## THE EXERCISE
Select the lines that contain "Investing" and copy each of them.

Records about charts and figures
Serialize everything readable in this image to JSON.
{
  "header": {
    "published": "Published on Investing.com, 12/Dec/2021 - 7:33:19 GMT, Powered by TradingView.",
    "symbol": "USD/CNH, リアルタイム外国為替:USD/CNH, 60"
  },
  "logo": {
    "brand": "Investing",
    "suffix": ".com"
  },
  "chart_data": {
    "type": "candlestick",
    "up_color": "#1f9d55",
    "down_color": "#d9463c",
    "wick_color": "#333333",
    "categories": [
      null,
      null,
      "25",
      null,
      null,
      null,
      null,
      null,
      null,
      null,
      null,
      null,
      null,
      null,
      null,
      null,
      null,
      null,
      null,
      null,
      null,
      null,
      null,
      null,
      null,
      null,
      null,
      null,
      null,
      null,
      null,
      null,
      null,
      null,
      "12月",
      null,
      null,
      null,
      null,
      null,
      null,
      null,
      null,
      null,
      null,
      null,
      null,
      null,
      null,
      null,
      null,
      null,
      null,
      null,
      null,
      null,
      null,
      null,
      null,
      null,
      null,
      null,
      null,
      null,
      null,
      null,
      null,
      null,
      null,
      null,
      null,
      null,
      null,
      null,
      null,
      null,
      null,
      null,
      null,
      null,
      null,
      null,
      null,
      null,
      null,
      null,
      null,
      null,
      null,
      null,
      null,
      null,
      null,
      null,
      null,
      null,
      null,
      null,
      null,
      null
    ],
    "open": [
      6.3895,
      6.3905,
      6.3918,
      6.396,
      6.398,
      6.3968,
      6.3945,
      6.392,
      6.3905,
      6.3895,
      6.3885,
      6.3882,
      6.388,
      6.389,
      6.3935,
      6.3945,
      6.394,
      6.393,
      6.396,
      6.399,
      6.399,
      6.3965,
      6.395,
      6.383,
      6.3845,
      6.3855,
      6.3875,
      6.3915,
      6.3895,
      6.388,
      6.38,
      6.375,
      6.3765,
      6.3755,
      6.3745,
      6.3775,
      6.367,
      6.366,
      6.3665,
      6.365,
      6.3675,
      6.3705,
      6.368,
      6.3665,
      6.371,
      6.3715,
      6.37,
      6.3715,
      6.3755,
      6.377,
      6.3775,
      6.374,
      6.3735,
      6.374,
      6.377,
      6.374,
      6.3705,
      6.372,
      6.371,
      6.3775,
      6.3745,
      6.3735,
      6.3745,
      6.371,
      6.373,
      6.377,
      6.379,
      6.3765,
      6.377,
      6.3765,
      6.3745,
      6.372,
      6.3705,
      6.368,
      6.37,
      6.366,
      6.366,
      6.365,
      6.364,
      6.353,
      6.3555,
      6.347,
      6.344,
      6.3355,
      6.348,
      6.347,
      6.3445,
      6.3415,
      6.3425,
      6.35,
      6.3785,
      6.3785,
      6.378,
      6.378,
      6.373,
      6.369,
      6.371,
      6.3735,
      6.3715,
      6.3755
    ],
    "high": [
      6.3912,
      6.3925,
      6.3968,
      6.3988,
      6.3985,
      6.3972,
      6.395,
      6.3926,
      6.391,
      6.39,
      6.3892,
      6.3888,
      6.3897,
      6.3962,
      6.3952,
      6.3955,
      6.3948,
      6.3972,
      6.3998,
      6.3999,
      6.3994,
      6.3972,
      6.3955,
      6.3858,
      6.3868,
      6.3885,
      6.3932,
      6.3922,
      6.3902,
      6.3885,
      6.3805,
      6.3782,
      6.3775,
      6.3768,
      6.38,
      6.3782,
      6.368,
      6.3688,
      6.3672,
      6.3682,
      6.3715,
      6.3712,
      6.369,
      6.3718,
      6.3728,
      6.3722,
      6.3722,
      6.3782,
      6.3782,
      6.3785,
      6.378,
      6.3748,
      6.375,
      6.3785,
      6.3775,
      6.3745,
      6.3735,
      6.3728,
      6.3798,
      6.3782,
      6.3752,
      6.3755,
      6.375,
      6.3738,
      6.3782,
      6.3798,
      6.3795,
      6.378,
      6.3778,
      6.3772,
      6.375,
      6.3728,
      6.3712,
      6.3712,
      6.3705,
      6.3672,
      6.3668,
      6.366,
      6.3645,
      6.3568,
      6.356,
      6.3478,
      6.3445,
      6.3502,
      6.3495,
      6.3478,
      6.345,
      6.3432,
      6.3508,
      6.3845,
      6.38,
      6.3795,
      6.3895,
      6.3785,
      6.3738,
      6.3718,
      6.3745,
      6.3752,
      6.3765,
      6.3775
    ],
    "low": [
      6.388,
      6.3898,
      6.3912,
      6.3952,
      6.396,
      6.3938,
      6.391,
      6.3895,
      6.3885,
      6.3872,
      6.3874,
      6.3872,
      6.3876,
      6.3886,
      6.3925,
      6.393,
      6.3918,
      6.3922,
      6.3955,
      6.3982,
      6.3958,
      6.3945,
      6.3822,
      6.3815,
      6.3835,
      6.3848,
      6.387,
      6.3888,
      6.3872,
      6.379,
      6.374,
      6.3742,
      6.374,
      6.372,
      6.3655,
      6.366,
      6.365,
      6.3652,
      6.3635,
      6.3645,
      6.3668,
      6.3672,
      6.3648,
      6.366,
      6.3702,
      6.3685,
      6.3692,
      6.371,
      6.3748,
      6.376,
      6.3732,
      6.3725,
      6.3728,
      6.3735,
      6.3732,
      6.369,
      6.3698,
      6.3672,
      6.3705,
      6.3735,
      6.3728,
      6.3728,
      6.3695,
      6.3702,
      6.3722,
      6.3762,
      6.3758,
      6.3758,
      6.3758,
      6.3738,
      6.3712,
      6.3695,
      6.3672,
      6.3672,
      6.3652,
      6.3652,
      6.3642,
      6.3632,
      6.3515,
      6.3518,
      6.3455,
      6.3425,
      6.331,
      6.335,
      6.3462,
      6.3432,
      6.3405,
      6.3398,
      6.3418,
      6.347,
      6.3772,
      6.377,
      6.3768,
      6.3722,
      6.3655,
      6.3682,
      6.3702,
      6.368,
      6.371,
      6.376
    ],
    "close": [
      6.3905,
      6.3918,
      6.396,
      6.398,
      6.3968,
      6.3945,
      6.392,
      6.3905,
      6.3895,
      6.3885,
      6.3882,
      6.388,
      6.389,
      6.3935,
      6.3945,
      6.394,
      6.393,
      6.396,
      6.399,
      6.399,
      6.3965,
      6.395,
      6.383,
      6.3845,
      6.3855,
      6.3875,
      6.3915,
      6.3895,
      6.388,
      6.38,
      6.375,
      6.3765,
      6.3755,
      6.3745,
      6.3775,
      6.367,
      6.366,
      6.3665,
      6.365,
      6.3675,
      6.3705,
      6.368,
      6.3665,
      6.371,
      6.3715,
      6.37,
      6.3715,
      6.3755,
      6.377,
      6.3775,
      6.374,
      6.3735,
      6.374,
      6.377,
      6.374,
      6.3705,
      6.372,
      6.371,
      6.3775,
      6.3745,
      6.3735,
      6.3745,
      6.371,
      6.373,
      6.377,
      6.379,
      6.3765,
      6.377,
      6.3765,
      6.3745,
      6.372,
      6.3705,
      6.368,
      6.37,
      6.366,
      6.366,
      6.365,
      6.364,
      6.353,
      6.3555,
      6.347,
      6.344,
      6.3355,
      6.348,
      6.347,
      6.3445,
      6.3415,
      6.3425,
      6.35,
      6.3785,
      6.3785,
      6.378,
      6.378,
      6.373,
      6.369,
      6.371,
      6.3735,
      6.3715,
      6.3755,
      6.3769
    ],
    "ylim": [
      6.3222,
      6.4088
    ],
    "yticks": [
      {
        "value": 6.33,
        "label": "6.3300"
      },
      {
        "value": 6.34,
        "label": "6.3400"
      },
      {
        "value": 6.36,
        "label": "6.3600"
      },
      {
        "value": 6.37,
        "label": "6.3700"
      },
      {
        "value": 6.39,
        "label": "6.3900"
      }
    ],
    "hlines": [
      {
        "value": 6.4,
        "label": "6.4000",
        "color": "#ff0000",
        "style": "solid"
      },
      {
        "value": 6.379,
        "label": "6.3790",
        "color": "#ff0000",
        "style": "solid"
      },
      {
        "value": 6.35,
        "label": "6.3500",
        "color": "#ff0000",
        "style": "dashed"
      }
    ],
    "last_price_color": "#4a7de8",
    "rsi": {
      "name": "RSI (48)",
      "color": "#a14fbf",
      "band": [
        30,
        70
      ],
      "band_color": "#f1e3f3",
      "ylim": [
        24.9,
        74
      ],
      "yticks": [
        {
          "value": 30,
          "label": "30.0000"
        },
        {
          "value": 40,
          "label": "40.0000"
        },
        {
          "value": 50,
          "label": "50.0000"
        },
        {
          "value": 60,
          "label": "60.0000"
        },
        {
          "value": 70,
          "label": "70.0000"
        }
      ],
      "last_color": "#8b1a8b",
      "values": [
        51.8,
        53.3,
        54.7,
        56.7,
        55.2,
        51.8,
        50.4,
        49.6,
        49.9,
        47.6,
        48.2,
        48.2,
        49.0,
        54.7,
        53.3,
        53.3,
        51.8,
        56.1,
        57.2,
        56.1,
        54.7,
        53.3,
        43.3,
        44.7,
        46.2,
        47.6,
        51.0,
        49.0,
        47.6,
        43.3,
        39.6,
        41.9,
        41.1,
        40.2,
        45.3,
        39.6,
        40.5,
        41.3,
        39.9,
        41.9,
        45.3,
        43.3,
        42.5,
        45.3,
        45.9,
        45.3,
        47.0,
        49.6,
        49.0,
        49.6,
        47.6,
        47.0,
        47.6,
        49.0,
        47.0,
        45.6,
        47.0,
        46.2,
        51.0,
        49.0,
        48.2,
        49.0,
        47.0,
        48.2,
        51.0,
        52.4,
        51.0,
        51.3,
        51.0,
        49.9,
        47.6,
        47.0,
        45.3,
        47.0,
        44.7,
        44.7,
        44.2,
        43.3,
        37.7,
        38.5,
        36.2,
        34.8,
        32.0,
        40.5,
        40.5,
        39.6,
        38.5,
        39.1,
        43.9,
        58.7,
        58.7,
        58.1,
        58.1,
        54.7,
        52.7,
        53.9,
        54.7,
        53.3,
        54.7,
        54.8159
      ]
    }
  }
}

## WRITTEN SOLUTION
    "published": "Published on Investing.com, 12/Dec/2021 - 7:33:19 GMT, Powered by TradingView.",
    "brand": "Investing",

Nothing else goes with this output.